List each line of the data that holds the string "WOOLSTON".

**The records**.
....................
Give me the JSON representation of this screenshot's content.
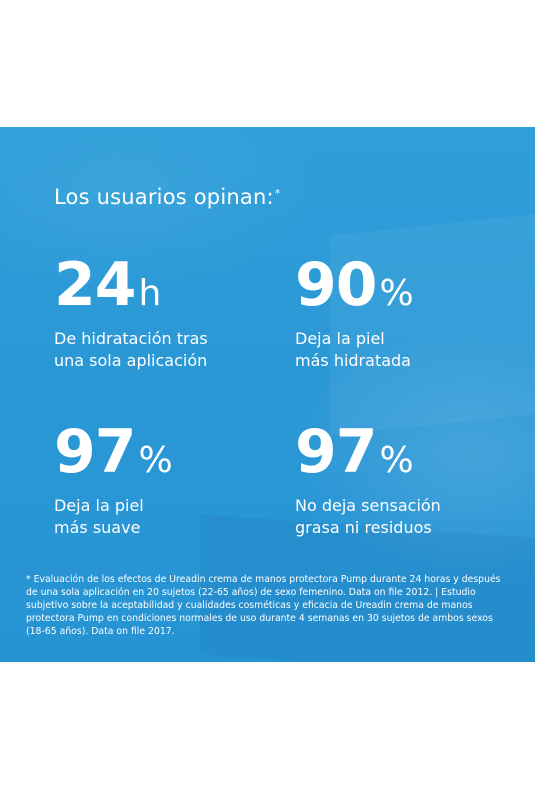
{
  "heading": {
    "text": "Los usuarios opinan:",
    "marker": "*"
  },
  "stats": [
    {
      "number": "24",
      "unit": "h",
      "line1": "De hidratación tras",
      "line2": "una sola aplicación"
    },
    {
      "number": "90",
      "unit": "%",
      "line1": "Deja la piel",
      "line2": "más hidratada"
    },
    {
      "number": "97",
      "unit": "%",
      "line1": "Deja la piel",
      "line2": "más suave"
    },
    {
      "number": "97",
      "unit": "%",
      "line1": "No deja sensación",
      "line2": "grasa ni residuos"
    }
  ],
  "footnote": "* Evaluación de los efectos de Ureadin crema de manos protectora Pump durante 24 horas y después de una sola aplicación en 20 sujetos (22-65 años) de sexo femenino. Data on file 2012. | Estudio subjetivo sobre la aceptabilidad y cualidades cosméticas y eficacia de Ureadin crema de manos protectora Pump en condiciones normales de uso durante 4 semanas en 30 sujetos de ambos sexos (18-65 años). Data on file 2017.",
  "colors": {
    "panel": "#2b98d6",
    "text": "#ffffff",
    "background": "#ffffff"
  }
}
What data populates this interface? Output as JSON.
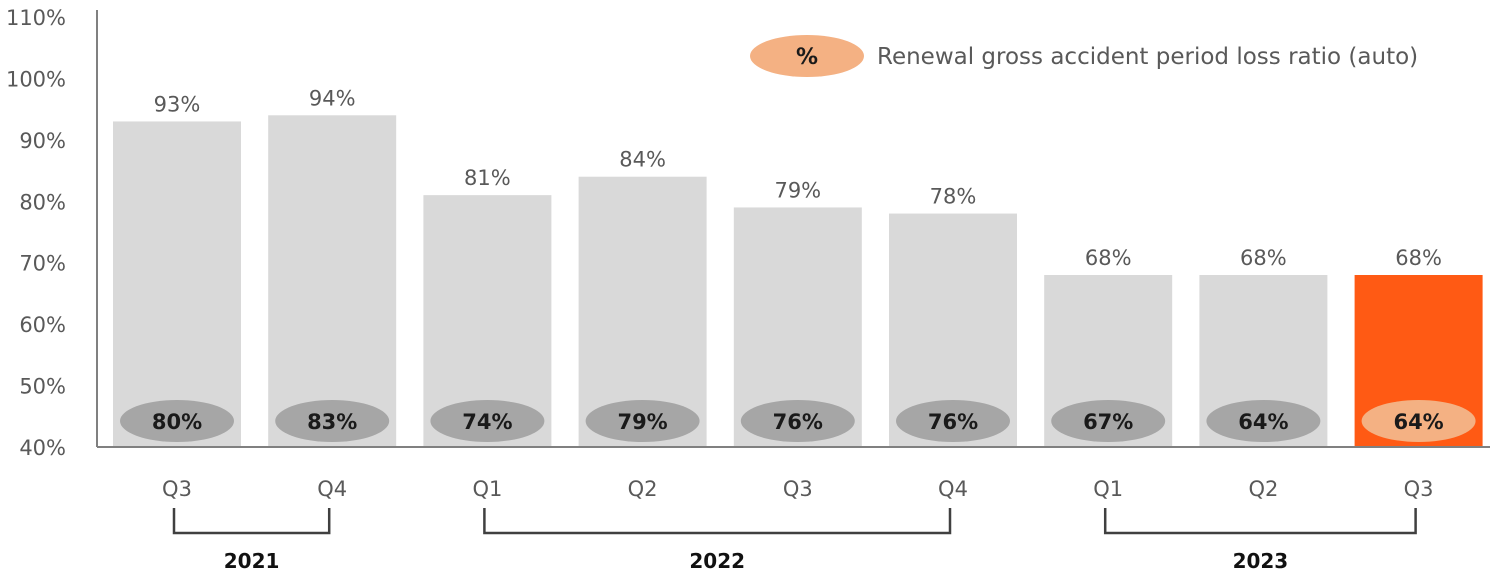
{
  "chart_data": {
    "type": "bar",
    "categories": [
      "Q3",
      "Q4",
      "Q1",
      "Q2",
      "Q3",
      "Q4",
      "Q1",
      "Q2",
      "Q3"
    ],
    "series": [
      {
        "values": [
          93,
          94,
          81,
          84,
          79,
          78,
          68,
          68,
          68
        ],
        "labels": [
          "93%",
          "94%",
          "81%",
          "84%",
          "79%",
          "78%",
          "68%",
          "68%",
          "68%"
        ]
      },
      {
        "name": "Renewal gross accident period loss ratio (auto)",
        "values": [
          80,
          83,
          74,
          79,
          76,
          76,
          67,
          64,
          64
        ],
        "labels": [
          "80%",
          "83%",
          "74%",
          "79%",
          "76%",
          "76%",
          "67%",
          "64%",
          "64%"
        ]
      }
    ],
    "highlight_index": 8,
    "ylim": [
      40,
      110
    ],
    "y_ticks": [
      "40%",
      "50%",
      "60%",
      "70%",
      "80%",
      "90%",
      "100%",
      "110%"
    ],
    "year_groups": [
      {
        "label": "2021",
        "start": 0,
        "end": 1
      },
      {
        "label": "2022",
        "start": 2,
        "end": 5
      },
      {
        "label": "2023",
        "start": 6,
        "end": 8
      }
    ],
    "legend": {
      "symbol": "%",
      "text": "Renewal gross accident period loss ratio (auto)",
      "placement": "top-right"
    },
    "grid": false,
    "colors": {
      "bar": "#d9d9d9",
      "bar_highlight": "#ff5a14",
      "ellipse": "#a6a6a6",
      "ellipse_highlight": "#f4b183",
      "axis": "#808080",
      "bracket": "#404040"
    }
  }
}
....................
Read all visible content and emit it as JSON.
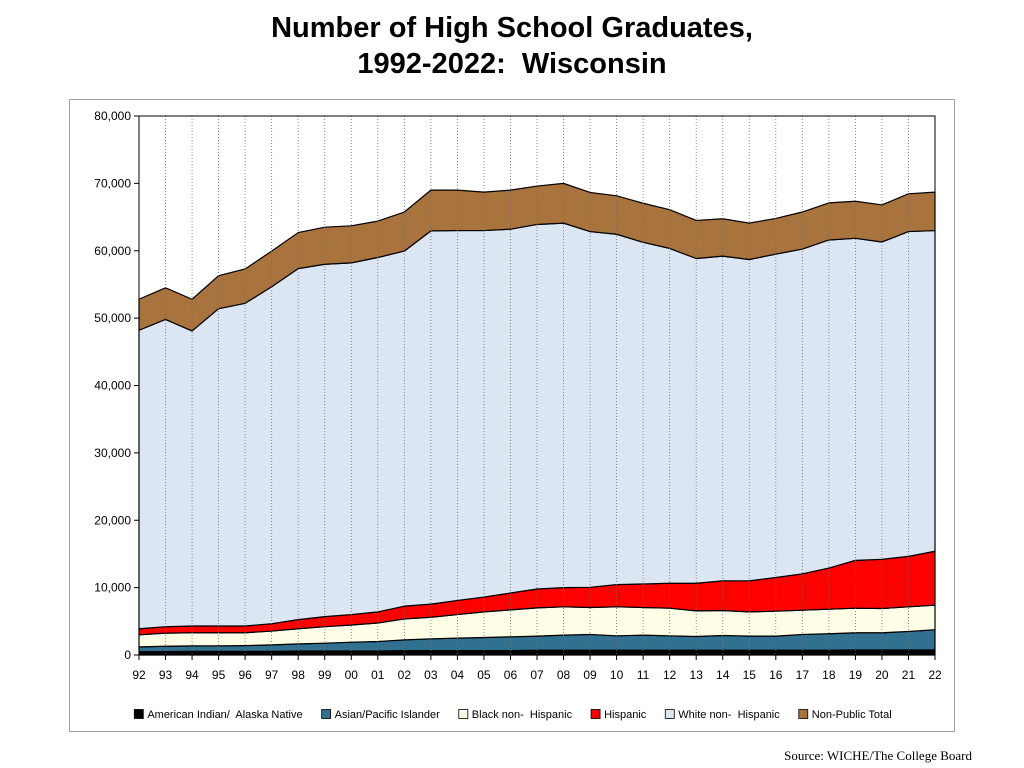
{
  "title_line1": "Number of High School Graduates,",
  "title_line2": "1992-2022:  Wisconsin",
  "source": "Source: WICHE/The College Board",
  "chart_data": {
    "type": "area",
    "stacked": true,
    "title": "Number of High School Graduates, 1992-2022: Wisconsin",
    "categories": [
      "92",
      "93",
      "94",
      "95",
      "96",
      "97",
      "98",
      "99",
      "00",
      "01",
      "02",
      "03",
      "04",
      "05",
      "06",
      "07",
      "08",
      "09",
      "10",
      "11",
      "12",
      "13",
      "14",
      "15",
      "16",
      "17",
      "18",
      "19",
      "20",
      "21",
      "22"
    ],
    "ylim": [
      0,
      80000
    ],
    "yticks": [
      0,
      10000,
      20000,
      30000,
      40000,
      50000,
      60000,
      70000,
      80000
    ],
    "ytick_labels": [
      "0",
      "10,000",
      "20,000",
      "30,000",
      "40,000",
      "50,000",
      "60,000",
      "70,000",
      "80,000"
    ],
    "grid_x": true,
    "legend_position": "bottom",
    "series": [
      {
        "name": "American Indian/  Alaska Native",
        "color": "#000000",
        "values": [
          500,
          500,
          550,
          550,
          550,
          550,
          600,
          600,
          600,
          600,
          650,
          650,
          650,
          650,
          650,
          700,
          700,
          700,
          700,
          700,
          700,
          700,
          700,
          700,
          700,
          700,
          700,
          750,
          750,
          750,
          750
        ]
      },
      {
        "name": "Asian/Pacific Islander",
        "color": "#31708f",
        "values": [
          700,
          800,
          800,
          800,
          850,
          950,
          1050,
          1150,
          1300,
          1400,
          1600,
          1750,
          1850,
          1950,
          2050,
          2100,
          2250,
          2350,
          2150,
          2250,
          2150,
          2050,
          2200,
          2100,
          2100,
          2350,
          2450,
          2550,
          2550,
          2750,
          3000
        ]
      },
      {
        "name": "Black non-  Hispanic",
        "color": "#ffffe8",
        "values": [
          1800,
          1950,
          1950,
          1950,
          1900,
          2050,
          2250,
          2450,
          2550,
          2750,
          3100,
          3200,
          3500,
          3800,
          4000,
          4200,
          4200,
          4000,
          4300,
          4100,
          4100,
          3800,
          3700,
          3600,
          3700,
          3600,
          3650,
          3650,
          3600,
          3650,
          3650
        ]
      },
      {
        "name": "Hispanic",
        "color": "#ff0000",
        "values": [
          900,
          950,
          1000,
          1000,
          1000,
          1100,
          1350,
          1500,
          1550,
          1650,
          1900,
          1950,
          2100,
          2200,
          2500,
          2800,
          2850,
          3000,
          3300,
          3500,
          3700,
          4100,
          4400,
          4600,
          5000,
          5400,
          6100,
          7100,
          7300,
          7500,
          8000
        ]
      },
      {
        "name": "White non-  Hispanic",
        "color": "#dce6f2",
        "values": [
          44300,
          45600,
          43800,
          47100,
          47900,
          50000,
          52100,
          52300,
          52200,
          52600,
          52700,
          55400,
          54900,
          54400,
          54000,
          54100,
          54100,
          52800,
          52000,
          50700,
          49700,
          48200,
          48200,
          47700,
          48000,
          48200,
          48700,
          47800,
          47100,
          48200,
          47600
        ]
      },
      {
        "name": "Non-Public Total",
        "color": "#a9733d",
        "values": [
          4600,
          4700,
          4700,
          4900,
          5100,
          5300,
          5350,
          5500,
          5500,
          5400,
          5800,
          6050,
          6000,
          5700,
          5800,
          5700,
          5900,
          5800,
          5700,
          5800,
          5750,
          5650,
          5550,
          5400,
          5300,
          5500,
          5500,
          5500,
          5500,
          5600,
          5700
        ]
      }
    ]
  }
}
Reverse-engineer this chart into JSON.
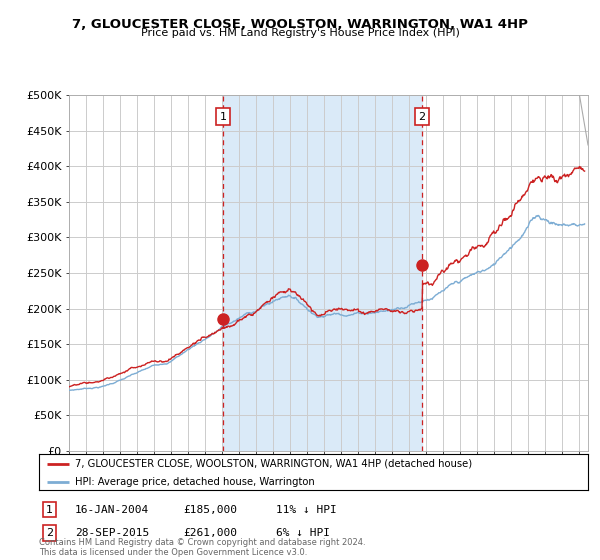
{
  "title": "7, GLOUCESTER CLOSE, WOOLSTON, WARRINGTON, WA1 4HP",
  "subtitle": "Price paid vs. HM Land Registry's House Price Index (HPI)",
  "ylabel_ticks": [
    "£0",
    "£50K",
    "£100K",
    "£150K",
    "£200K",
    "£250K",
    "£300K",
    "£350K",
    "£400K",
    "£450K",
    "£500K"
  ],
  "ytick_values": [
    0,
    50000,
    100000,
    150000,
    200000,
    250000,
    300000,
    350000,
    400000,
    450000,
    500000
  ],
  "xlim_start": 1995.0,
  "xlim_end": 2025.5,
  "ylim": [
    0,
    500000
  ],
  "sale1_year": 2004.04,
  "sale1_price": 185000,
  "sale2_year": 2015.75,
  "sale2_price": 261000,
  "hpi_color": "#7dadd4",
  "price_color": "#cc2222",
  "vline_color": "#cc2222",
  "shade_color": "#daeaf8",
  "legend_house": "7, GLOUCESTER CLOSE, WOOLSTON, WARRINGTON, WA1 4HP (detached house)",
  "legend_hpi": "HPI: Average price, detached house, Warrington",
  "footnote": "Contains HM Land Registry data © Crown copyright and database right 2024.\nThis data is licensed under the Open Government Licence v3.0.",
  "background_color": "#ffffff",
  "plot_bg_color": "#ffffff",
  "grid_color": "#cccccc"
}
....................
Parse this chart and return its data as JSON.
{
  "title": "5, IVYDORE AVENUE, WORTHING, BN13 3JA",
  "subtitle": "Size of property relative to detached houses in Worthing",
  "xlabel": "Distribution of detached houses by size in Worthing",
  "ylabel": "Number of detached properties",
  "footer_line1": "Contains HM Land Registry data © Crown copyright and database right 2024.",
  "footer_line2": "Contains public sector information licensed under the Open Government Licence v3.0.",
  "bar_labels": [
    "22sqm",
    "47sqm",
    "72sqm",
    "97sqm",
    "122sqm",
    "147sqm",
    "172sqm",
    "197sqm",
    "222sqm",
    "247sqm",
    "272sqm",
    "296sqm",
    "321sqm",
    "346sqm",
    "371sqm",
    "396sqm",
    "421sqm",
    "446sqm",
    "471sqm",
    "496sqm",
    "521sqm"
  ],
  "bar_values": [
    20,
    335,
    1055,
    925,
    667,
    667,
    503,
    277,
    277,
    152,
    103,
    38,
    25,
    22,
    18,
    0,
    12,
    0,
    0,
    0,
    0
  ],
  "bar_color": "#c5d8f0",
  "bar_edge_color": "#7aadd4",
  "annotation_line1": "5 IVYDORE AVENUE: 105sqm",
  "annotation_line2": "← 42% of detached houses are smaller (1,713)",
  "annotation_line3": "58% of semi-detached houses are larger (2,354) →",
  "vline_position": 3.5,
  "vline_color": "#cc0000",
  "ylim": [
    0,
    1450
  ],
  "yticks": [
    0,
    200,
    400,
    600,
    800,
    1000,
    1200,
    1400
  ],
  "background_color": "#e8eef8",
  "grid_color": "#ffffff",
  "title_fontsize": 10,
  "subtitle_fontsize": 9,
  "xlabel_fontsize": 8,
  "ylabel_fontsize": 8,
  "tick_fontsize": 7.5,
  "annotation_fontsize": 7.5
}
....................
**Solved exercise**.
  "title": "7, GLOUCESTER CLOSE, WOOLSTON, WARRINGTON, WA1 4HP",
  "legend_house": "7, GLOUCESTER CLOSE, WOOLSTON, WARRINGTON, WA1 4HP (detached house)",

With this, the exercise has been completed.